__Exercise prompt__. Repeat every entry in the listing below, exactly.
****************
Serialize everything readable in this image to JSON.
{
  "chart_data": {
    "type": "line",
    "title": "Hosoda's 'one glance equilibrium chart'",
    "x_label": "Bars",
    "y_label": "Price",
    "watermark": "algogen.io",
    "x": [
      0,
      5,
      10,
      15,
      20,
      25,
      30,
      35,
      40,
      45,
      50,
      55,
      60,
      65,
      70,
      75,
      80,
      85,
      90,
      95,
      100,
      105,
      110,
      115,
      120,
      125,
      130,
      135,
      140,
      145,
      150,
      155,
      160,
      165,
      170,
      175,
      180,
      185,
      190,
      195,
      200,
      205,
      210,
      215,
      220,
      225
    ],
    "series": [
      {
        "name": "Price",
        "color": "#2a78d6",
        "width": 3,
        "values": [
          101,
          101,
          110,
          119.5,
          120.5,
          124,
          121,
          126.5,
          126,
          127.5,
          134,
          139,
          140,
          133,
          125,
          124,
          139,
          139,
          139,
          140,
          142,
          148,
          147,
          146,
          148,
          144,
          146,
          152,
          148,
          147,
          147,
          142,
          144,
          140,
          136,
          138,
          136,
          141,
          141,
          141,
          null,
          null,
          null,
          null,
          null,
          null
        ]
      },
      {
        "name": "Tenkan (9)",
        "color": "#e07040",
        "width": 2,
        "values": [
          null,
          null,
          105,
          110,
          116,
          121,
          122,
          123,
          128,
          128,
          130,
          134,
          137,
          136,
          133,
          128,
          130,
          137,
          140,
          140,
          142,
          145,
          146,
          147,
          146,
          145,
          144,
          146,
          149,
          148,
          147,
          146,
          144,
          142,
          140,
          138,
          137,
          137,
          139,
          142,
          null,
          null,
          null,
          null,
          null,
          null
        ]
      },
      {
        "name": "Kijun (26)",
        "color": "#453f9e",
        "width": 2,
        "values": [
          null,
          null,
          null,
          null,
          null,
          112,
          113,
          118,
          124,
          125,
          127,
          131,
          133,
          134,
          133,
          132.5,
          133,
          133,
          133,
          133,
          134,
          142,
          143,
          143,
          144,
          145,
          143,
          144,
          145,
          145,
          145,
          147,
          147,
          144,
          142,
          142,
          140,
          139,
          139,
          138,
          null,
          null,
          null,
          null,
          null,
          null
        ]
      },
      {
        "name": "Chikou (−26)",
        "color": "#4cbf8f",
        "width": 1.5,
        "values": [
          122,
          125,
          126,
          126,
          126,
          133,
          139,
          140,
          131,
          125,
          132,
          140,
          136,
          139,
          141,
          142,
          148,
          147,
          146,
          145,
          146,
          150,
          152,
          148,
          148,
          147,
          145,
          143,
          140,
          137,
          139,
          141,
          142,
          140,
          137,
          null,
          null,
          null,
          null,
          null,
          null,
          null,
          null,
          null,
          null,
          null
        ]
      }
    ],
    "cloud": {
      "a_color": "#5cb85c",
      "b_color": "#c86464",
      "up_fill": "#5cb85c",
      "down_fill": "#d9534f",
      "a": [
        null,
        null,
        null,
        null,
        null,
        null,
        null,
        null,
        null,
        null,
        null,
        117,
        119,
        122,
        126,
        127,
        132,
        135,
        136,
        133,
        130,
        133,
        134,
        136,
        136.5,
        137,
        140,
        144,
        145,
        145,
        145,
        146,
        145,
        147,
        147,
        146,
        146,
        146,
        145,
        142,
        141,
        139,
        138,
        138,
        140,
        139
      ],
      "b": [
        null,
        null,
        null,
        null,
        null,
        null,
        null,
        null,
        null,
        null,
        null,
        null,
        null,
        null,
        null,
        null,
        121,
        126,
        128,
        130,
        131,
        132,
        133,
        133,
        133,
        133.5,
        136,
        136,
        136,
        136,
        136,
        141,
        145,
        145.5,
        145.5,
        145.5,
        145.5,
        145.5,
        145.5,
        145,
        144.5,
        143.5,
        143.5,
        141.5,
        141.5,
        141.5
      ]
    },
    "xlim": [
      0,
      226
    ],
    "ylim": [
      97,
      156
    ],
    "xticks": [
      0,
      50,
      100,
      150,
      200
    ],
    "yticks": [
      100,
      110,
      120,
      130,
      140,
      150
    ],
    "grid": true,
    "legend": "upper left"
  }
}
****************
__Exercise solution__.
Serialize everything readable in this image to JSON.
{
  "chart_data": {
    "type": "line",
    "title": "Hosoda's 'one glance equilibrium chart'",
    "x_label": "Bars",
    "y_label": "Price",
    "watermark": "algogen.io",
    "x": [
      0,
      5,
      10,
      15,
      20,
      25,
      30,
      35,
      40,
      45,
      50,
      55,
      60,
      65,
      70,
      75,
      80,
      85,
      90,
      95,
      100,
      105,
      110,
      115,
      120,
      125,
      130,
      135,
      140,
      145,
      150,
      155,
      160,
      165,
      170,
      175,
      180,
      185,
      190,
      195,
      200,
      205,
      210,
      215,
      220,
      225
    ],
    "series": [
      {
        "name": "Price",
        "color": "#2a78d6",
        "width": 3,
        "values": [
          101,
          101,
          110,
          119.5,
          120.5,
          124,
          121,
          126.5,
          126,
          127.5,
          134,
          139,
          140,
          133,
          125,
          124,
          139,
          139,
          139,
          140,
          142,
          148,
          147,
          146,
          148,
          144,
          146,
          152,
          148,
          147,
          147,
          142,
          144,
          140,
          136,
          138,
          136,
          141,
          141,
          141,
          null,
          null,
          null,
          null,
          null,
          null
        ]
      },
      {
        "name": "Tenkan (9)",
        "color": "#e07040",
        "width": 2,
        "values": [
          null,
          null,
          105,
          110,
          116,
          121,
          122,
          123,
          128,
          128,
          130,
          134,
          137,
          136,
          133,
          128,
          130,
          137,
          140,
          140,
          142,
          145,
          146,
          147,
          146,
          145,
          144,
          146,
          149,
          148,
          147,
          146,
          144,
          142,
          140,
          138,
          137,
          137,
          139,
          142,
          null,
          null,
          null,
          null,
          null,
          null
        ]
      },
      {
        "name": "Kijun (26)",
        "color": "#453f9e",
        "width": 2,
        "values": [
          null,
          null,
          null,
          null,
          null,
          112,
          113,
          118,
          124,
          125,
          127,
          131,
          133,
          134,
          133,
          132.5,
          133,
          133,
          133,
          133,
          134,
          142,
          143,
          143,
          144,
          145,
          143,
          144,
          145,
          145,
          145,
          147,
          147,
          144,
          142,
          142,
          140,
          139,
          139,
          138,
          null,
          null,
          null,
          null,
          null,
          null
        ]
      },
      {
        "name": "Chikou (−26)",
        "color": "#4cbf8f",
        "width": 1.5,
        "values": [
          122,
          125,
          126,
          126,
          126,
          133,
          139,
          140,
          131,
          125,
          132,
          140,
          136,
          139,
          141,
          142,
          148,
          147,
          146,
          145,
          146,
          150,
          152,
          148,
          148,
          147,
          145,
          143,
          140,
          137,
          139,
          141,
          142,
          140,
          137,
          null,
          null,
          null,
          null,
          null,
          null,
          null,
          null,
          null,
          null,
          null
        ]
      }
    ],
    "cloud": {
      "a_color": "#5cb85c",
      "b_color": "#c86464",
      "up_fill": "#5cb85c",
      "down_fill": "#d9534f",
      "a": [
        null,
        null,
        null,
        null,
        null,
        null,
        null,
        null,
        null,
        null,
        null,
        117,
        119,
        122,
        126,
        127,
        132,
        135,
        136,
        133,
        130,
        133,
        134,
        136,
        136.5,
        137,
        140,
        144,
        145,
        145,
        145,
        146,
        145,
        147,
        147,
        146,
        146,
        146,
        145,
        142,
        141,
        139,
        138,
        138,
        140,
        139
      ],
      "b": [
        null,
        null,
        null,
        null,
        null,
        null,
        null,
        null,
        null,
        null,
        null,
        null,
        null,
        null,
        null,
        null,
        121,
        126,
        128,
        130,
        131,
        132,
        133,
        133,
        133,
        133.5,
        136,
        136,
        136,
        136,
        136,
        141,
        145,
        145.5,
        145.5,
        145.5,
        145.5,
        145.5,
        145.5,
        145,
        144.5,
        143.5,
        143.5,
        141.5,
        141.5,
        141.5
      ]
    },
    "xlim": [
      0,
      226
    ],
    "ylim": [
      97,
      156
    ],
    "xticks": [
      0,
      50,
      100,
      150,
      200
    ],
    "yticks": [
      100,
      110,
      120,
      130,
      140,
      150
    ],
    "grid": true,
    "legend": "upper left"
  }
}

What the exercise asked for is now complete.